◆ Do this
Copy out each line containing "bekezdésben" from the entries below.

◆ Record excerpts
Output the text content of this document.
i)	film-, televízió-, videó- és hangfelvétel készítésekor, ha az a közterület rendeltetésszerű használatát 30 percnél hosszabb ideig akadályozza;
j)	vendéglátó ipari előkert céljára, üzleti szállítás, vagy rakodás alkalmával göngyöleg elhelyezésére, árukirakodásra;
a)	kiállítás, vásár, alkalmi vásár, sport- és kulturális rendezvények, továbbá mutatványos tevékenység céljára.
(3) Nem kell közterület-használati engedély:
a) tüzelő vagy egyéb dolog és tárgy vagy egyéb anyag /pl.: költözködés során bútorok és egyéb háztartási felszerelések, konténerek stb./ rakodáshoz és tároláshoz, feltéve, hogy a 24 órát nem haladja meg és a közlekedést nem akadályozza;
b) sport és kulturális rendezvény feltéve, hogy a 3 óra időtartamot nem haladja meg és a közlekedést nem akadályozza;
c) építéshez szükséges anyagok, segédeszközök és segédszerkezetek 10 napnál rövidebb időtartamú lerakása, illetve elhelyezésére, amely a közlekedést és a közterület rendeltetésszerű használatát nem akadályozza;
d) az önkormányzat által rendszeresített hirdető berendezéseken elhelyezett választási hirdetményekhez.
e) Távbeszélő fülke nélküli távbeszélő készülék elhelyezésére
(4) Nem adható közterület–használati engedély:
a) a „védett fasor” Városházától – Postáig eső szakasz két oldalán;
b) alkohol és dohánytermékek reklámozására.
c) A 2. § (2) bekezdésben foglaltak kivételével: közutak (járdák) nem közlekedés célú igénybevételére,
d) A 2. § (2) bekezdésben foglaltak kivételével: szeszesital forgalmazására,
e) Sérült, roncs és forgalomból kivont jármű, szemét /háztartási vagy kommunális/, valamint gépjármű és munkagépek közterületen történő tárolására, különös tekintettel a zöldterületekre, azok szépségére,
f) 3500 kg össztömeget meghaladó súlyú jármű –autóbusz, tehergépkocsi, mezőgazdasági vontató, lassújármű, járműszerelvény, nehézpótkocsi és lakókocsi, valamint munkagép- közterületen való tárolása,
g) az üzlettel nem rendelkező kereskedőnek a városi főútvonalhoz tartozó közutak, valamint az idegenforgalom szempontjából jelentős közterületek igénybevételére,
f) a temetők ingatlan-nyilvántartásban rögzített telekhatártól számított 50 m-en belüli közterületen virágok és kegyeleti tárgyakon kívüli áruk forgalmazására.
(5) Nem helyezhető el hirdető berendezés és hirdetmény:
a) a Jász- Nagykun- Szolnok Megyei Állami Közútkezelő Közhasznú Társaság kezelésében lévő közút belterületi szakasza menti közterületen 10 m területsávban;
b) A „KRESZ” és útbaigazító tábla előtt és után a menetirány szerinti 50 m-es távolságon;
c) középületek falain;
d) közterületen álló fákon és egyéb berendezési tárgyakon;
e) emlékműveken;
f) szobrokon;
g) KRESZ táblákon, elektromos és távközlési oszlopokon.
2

--

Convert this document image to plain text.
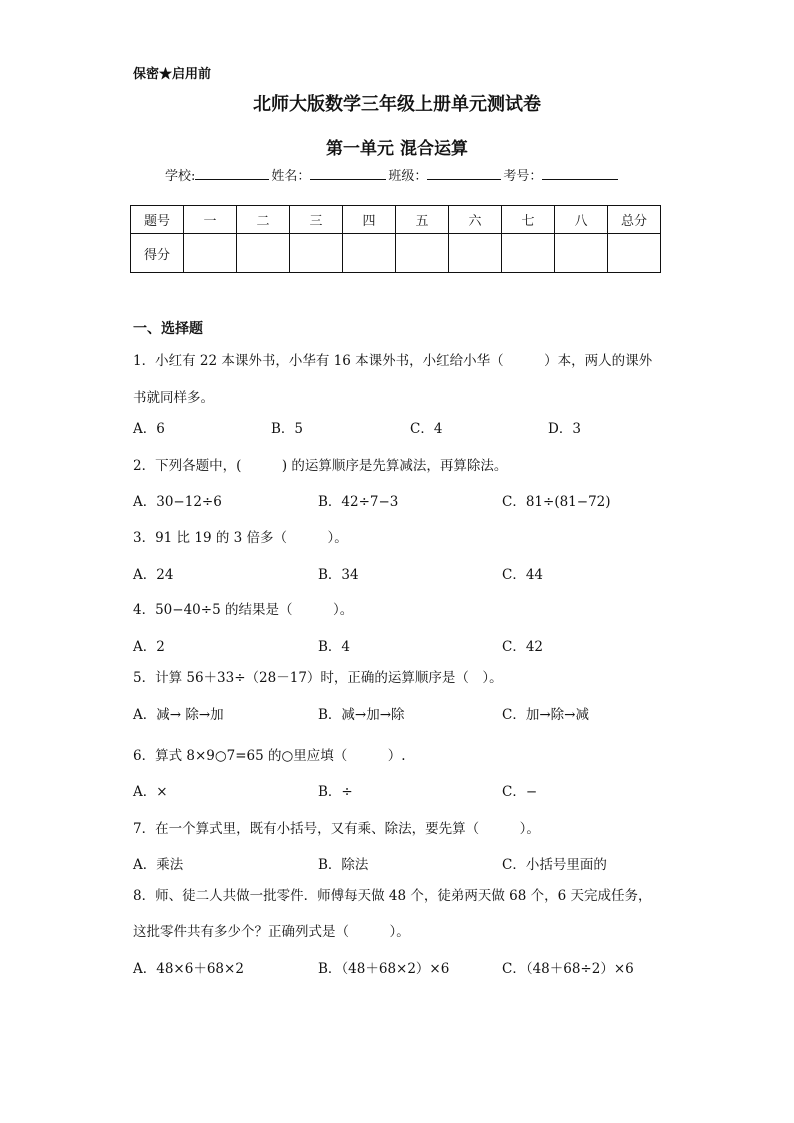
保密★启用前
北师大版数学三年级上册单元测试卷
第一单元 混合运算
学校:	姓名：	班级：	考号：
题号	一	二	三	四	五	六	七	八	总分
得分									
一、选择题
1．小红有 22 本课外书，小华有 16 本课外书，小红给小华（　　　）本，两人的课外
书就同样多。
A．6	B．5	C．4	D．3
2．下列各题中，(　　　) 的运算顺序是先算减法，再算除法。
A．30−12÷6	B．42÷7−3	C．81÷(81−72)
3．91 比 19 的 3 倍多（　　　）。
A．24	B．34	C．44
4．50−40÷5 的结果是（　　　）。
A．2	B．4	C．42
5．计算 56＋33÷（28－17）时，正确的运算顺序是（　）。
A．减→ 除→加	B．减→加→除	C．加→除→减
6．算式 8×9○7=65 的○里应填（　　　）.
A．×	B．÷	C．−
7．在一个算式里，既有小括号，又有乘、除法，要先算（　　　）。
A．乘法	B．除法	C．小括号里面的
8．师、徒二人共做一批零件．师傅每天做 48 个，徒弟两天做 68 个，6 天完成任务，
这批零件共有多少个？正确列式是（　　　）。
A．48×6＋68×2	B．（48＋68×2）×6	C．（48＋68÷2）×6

◆ In response
c) A 2. § (2) bekezdésben foglaltak kivételével: közutak (járdák) nem közlekedés célú igénybevételére,
d) A 2. § (2) bekezdésben foglaltak kivételével: szeszesital forgalmazására,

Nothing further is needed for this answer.